- Dataset rows
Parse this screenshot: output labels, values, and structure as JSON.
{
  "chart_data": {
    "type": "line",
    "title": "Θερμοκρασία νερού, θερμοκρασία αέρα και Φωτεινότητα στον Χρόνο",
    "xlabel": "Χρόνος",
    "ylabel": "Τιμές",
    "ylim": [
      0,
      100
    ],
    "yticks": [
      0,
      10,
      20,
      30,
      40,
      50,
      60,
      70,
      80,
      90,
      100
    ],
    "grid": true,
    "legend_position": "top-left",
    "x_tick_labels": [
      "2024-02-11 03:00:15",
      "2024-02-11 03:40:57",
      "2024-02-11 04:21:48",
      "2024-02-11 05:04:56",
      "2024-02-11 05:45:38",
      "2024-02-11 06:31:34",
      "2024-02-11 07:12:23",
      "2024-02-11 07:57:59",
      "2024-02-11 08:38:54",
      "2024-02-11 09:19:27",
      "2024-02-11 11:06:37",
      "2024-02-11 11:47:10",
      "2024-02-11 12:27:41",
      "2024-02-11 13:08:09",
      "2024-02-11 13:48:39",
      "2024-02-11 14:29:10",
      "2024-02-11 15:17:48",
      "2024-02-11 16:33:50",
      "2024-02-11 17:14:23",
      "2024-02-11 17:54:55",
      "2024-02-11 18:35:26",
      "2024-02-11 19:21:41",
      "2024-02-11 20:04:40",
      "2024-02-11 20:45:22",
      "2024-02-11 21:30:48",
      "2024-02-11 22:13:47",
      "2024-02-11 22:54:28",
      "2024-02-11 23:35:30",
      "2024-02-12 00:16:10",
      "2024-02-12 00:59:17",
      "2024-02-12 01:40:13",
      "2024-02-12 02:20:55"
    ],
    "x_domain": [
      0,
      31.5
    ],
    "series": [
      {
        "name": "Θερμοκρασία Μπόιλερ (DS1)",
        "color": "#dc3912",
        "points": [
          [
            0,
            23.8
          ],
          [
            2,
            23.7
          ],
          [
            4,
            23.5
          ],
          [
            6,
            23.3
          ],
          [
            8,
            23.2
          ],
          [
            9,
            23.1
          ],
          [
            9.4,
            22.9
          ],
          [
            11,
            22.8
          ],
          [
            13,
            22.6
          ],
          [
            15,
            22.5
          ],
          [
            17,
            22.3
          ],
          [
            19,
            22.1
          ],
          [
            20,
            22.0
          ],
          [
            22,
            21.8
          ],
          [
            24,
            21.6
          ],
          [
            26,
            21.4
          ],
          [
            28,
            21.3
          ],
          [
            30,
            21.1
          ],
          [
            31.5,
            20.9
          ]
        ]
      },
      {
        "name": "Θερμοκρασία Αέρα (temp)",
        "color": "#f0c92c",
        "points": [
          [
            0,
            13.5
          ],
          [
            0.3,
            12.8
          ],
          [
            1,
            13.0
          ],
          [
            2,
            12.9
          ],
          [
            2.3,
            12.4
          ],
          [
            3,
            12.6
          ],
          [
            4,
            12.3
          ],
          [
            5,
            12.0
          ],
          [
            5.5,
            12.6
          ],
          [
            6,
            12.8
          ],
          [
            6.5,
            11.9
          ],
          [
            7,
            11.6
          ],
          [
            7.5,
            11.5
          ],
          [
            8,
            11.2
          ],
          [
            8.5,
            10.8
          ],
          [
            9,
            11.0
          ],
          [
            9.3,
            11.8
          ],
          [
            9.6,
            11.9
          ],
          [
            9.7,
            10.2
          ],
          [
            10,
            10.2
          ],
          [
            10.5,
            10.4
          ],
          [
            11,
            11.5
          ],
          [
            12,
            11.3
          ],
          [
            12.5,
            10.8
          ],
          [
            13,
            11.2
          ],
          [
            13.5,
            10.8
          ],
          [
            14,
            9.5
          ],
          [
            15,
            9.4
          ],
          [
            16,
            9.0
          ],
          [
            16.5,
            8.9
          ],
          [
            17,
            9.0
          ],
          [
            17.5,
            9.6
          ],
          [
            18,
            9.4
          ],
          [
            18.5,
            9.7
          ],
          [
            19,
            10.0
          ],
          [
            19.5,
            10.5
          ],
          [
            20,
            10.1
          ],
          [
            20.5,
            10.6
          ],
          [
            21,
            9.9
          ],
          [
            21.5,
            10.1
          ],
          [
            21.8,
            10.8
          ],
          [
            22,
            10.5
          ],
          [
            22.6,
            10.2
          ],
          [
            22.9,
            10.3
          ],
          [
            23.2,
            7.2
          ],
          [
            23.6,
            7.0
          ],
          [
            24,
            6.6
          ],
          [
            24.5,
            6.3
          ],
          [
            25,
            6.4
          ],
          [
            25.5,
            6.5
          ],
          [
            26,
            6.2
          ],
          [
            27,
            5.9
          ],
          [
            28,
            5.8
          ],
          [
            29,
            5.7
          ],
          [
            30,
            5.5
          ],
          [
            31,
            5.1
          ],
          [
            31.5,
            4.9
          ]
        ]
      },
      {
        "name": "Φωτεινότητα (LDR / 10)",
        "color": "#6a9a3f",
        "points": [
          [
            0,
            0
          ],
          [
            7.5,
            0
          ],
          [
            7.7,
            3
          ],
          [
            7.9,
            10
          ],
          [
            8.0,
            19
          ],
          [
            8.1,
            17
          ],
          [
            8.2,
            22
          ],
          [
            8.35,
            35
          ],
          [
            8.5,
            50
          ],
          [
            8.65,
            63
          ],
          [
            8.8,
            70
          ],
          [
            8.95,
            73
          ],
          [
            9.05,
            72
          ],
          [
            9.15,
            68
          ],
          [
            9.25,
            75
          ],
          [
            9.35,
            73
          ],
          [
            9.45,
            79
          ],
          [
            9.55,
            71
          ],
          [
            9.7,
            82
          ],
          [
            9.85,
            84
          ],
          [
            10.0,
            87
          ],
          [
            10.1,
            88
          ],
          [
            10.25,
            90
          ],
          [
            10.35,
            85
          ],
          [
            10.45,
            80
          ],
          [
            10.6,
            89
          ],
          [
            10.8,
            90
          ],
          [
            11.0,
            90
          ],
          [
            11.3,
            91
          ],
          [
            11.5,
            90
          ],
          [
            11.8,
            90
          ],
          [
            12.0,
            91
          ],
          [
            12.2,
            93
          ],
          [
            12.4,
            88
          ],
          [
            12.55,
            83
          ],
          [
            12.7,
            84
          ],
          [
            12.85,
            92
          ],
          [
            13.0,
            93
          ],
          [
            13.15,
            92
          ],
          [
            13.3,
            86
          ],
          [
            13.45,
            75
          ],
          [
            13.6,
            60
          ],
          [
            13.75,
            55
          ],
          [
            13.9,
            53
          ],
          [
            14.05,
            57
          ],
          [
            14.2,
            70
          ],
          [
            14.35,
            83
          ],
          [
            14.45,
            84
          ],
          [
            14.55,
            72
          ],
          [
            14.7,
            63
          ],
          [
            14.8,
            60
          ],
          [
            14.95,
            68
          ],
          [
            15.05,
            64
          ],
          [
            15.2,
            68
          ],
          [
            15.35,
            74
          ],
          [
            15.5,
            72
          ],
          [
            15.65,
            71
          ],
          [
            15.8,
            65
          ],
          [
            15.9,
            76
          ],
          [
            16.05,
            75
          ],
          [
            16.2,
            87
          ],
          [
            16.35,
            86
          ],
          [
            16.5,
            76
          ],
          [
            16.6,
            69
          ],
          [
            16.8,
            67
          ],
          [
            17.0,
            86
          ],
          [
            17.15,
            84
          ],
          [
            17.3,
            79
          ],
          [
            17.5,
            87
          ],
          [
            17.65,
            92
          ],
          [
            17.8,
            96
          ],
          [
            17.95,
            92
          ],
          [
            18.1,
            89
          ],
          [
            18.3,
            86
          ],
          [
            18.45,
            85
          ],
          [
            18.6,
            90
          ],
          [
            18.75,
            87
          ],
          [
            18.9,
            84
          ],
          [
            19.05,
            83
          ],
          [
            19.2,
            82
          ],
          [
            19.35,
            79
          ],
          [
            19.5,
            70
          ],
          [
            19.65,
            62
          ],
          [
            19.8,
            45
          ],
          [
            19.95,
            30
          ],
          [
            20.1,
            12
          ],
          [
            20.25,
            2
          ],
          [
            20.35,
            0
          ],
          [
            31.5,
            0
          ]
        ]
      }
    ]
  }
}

- Brief
Search the listing for the word "color" and return each line that holds it.

- Solution to the problem
        "color": "#dc3912",
        "color": "#f0c92c",
        "color": "#6a9a3f",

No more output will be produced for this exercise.